◆ PROBLEM TO SOLVE
Output the entries verbatim, including every line.

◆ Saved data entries
begin

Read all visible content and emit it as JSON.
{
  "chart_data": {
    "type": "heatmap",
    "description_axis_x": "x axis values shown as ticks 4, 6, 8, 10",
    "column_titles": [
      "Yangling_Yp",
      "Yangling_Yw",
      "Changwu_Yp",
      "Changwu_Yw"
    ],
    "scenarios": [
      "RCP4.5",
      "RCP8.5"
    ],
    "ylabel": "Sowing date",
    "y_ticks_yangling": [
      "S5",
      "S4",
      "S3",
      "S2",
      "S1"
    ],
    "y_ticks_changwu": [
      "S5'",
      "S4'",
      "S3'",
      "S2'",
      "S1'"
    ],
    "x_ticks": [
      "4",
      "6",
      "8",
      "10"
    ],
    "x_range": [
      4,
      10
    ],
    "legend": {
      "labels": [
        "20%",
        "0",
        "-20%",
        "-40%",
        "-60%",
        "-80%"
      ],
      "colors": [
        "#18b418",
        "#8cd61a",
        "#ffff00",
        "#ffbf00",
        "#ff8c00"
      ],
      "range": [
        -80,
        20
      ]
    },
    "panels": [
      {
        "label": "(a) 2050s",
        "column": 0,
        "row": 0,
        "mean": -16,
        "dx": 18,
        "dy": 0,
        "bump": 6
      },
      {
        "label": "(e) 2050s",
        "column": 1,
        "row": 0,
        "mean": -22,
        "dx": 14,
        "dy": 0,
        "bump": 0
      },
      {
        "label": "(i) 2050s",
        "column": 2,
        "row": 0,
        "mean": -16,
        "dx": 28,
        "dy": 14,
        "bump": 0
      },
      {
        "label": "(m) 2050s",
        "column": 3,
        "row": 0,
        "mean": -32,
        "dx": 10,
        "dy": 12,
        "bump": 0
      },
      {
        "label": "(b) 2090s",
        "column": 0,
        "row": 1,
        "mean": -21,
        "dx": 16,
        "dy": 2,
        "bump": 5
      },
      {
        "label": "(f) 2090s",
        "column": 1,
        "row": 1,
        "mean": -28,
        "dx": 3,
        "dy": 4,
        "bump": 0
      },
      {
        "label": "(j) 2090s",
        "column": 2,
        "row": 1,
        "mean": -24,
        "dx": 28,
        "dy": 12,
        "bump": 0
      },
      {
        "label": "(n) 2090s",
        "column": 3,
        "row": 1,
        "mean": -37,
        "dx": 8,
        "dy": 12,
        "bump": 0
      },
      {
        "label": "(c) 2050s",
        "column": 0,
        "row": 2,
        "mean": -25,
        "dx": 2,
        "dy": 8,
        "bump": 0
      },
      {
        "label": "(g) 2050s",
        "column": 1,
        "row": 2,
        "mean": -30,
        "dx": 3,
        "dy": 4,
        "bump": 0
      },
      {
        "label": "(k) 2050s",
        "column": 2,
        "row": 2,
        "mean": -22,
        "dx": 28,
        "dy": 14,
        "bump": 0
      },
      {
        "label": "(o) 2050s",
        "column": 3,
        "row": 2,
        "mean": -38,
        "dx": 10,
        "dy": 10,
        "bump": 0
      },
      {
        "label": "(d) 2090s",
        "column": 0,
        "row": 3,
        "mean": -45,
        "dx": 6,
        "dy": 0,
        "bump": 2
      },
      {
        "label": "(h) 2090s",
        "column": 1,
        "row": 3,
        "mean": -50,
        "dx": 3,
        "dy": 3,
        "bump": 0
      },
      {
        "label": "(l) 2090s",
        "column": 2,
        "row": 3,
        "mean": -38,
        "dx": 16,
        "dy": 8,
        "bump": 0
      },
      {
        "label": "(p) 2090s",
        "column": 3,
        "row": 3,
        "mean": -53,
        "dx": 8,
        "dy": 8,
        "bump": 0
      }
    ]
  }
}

end

◆ ANSWER IN FULL
Read all visible content and emit it as JSON.
{
  "chart_data": {
    "type": "heatmap",
    "description_axis_x": "x axis values shown as ticks 4, 6, 8, 10",
    "column_titles": [
      "Yangling_Yp",
      "Yangling_Yw",
      "Changwu_Yp",
      "Changwu_Yw"
    ],
    "scenarios": [
      "RCP4.5",
      "RCP8.5"
    ],
    "ylabel": "Sowing date",
    "y_ticks_yangling": [
      "S5",
      "S4",
      "S3",
      "S2",
      "S1"
    ],
    "y_ticks_changwu": [
      "S5'",
      "S4'",
      "S3'",
      "S2'",
      "S1'"
    ],
    "x_ticks": [
      "4",
      "6",
      "8",
      "10"
    ],
    "x_range": [
      4,
      10
    ],
    "legend": {
      "labels": [
        "20%",
        "0",
        "-20%",
        "-40%",
        "-60%",
        "-80%"
      ],
      "colors": [
        "#18b418",
        "#8cd61a",
        "#ffff00",
        "#ffbf00",
        "#ff8c00"
      ],
      "range": [
        -80,
        20
      ]
    },
    "panels": [
      {
        "label": "(a) 2050s",
        "column": 0,
        "row": 0,
        "mean": -16,
        "dx": 18,
        "dy": 0,
        "bump": 6
      },
      {
        "label": "(e) 2050s",
        "column": 1,
        "row": 0,
        "mean": -22,
        "dx": 14,
        "dy": 0,
        "bump": 0
      },
      {
        "label": "(i) 2050s",
        "column": 2,
        "row": 0,
        "mean": -16,
        "dx": 28,
        "dy": 14,
        "bump": 0
      },
      {
        "label": "(m) 2050s",
        "column": 3,
        "row": 0,
        "mean": -32,
        "dx": 10,
        "dy": 12,
        "bump": 0
      },
      {
        "label": "(b) 2090s",
        "column": 0,
        "row": 1,
        "mean": -21,
        "dx": 16,
        "dy": 2,
        "bump": 5
      },
      {
        "label": "(f) 2090s",
        "column": 1,
        "row": 1,
        "mean": -28,
        "dx": 3,
        "dy": 4,
        "bump": 0
      },
      {
        "label": "(j) 2090s",
        "column": 2,
        "row": 1,
        "mean": -24,
        "dx": 28,
        "dy": 12,
        "bump": 0
      },
      {
        "label": "(n) 2090s",
        "column": 3,
        "row": 1,
        "mean": -37,
        "dx": 8,
        "dy": 12,
        "bump": 0
      },
      {
        "label": "(c) 2050s",
        "column": 0,
        "row": 2,
        "mean": -25,
        "dx": 2,
        "dy": 8,
        "bump": 0
      },
      {
        "label": "(g) 2050s",
        "column": 1,
        "row": 2,
        "mean": -30,
        "dx": 3,
        "dy": 4,
        "bump": 0
      },
      {
        "label": "(k) 2050s",
        "column": 2,
        "row": 2,
        "mean": -22,
        "dx": 28,
        "dy": 14,
        "bump": 0
      },
      {
        "label": "(o) 2050s",
        "column": 3,
        "row": 2,
        "mean": -38,
        "dx": 10,
        "dy": 10,
        "bump": 0
      },
      {
        "label": "(d) 2090s",
        "column": 0,
        "row": 3,
        "mean": -45,
        "dx": 6,
        "dy": 0,
        "bump": 2
      },
      {
        "label": "(h) 2090s",
        "column": 1,
        "row": 3,
        "mean": -50,
        "dx": 3,
        "dy": 3,
        "bump": 0
      },
      {
        "label": "(l) 2090s",
        "column": 2,
        "row": 3,
        "mean": -38,
        "dx": 16,
        "dy": 8,
        "bump": 0
      },
      {
        "label": "(p) 2090s",
        "column": 3,
        "row": 3,
        "mean": -53,
        "dx": 8,
        "dy": 8,
        "bump": 0
      }
    ]
  }
}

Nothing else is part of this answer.